╭─ Data excerpts
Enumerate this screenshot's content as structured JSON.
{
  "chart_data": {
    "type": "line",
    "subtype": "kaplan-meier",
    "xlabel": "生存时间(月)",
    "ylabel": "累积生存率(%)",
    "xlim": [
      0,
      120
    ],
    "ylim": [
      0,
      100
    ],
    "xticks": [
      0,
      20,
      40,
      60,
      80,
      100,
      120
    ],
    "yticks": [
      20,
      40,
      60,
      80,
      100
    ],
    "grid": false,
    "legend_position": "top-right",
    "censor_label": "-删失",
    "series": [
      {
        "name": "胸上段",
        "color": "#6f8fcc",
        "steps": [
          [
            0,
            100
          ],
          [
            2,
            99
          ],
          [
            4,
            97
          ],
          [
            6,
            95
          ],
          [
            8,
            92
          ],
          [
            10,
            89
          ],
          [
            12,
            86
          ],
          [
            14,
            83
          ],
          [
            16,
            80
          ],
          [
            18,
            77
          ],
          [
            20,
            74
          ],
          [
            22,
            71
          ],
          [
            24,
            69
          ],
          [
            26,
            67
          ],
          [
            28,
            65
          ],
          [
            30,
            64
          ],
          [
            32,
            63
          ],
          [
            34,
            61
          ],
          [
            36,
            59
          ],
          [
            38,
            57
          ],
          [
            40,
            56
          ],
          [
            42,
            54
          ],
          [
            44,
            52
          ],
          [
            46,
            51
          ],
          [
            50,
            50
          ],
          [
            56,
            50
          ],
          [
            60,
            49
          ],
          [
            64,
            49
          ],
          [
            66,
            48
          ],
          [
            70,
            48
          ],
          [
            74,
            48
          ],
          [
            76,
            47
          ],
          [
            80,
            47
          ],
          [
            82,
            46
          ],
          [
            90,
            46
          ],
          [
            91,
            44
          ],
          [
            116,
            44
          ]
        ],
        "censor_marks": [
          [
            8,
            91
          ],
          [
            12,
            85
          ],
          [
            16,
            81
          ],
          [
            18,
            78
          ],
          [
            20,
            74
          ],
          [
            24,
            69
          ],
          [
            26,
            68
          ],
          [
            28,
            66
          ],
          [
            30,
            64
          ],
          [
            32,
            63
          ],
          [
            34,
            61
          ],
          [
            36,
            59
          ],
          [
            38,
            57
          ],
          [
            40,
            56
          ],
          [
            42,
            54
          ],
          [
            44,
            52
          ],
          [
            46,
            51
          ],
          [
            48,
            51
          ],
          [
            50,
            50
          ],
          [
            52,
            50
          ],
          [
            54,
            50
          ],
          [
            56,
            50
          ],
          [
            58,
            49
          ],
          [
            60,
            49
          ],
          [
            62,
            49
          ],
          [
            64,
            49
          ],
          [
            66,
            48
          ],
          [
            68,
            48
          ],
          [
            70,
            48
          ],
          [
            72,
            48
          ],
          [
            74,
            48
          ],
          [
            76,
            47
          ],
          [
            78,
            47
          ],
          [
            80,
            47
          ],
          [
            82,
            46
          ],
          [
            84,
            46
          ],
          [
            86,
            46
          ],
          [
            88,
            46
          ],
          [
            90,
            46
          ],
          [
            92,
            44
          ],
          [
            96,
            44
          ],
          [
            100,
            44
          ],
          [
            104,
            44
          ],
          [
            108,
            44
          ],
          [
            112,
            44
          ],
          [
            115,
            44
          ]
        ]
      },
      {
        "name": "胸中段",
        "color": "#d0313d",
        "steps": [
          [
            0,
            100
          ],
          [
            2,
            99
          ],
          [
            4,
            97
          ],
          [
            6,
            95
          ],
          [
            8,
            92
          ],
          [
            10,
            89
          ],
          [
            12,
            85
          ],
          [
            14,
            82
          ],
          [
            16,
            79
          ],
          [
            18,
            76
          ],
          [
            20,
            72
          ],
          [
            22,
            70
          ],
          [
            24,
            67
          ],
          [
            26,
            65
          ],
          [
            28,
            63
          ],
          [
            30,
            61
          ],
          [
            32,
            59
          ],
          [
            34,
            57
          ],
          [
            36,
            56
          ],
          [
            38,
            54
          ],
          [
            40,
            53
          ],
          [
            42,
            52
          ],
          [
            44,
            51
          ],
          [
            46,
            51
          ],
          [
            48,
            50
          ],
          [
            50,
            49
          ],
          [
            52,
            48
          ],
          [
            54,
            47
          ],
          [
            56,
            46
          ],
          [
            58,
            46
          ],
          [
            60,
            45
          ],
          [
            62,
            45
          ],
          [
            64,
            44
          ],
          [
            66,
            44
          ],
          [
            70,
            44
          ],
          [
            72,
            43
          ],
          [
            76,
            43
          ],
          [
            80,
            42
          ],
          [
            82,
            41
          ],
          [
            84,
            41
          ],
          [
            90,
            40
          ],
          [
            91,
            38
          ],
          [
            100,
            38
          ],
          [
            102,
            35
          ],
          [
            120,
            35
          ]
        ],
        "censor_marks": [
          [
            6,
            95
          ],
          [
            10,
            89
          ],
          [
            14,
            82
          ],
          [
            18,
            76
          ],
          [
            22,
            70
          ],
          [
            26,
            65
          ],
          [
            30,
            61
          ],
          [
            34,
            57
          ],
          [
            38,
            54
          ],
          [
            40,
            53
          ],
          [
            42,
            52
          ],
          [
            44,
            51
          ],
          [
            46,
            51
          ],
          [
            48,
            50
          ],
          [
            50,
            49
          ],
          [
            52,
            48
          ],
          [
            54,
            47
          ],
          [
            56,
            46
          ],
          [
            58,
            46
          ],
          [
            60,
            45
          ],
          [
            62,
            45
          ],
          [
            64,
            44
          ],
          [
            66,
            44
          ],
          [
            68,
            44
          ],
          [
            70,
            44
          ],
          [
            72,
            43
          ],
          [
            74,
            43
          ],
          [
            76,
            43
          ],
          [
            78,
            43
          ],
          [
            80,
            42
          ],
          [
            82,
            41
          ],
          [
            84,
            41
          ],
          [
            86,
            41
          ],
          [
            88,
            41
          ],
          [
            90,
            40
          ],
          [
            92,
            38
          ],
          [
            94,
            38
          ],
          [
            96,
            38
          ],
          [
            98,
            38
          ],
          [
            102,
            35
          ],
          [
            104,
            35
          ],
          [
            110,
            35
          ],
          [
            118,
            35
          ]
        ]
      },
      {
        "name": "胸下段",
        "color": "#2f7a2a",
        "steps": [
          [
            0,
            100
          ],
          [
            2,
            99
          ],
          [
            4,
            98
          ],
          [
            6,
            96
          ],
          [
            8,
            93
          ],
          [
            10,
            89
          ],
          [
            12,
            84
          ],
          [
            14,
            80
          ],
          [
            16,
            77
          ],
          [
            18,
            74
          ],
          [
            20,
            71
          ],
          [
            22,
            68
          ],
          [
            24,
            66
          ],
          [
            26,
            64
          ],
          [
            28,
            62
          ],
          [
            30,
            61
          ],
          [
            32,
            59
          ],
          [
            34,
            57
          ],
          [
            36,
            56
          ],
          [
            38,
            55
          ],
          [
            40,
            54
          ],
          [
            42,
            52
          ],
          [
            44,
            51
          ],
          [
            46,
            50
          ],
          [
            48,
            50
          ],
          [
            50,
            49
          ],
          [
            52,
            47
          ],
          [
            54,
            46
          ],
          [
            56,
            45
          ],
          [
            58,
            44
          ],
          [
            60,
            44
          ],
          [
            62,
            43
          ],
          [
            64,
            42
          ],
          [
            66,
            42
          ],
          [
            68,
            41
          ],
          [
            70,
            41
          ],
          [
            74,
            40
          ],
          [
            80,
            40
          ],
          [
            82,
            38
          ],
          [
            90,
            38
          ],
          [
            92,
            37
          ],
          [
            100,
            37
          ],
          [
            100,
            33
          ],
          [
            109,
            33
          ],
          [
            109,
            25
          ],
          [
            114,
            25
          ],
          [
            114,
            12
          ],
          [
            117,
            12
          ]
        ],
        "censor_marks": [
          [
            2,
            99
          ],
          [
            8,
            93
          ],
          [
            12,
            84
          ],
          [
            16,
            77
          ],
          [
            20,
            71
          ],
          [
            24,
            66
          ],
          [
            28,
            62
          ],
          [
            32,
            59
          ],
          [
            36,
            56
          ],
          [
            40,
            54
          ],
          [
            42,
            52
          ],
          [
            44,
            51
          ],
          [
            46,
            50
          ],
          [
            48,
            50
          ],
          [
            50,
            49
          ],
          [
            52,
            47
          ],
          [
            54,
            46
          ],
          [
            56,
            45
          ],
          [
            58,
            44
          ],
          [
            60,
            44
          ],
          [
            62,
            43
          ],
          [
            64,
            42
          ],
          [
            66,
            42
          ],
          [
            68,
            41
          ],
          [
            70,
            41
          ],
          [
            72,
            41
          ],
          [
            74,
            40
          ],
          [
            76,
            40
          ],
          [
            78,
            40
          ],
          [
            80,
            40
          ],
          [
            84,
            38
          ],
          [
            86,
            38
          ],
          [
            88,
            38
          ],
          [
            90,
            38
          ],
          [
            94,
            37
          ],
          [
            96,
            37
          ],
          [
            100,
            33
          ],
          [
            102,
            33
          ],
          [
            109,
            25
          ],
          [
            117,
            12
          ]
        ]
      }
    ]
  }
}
╰─
╭─ Data excerpts
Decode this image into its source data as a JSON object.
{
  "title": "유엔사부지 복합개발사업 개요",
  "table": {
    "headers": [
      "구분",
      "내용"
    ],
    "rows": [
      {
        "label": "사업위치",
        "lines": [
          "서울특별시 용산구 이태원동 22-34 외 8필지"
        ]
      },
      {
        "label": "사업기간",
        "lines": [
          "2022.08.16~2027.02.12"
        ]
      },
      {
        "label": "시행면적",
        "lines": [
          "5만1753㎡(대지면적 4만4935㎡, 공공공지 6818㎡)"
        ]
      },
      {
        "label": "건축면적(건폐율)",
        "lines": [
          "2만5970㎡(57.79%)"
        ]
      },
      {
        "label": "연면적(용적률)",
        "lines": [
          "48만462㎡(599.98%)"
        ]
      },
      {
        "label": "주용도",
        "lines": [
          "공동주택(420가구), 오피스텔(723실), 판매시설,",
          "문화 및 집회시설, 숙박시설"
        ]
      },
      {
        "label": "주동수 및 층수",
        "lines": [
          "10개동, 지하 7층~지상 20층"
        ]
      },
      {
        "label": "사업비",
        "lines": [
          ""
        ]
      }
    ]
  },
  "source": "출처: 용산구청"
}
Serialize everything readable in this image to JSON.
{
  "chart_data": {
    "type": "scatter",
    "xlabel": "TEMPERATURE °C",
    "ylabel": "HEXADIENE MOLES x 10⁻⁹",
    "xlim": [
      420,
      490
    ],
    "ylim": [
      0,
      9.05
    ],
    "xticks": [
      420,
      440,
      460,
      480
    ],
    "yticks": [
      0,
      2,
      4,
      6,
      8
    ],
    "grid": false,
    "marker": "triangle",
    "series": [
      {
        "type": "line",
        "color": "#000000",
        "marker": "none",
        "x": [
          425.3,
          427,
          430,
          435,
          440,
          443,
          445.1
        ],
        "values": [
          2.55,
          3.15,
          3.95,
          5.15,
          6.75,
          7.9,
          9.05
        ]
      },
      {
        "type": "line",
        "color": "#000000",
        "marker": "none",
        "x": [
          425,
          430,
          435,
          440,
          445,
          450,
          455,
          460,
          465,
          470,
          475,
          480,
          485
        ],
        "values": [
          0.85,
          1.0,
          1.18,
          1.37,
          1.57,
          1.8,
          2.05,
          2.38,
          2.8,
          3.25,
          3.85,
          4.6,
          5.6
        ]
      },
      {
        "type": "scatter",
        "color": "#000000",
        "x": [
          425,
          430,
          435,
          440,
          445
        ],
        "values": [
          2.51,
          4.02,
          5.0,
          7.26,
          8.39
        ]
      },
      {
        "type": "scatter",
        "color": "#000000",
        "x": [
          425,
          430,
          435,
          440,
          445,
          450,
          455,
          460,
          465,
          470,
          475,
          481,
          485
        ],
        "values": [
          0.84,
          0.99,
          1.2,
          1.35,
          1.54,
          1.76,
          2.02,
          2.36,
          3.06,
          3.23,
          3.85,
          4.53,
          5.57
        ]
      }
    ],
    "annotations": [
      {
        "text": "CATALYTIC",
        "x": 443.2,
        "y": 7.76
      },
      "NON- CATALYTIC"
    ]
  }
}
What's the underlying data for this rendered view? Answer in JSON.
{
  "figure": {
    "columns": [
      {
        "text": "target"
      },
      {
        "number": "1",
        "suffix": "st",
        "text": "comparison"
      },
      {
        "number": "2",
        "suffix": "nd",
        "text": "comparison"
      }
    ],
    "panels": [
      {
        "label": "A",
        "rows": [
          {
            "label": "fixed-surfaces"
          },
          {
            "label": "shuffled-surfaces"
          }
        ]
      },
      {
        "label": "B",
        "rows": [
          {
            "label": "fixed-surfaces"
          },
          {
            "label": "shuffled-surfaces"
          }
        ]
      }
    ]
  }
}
╰─
* **What the task requires**
Pick out each line above that includes "this" and show it.

* **Right answer**
Enumerate this screenshot's content as structured JSON.
Decode this image into its source data as a JSON object.
Serialize everything readable in this image to JSON.
What's the underlying data for this rendered view? Answer in JSON.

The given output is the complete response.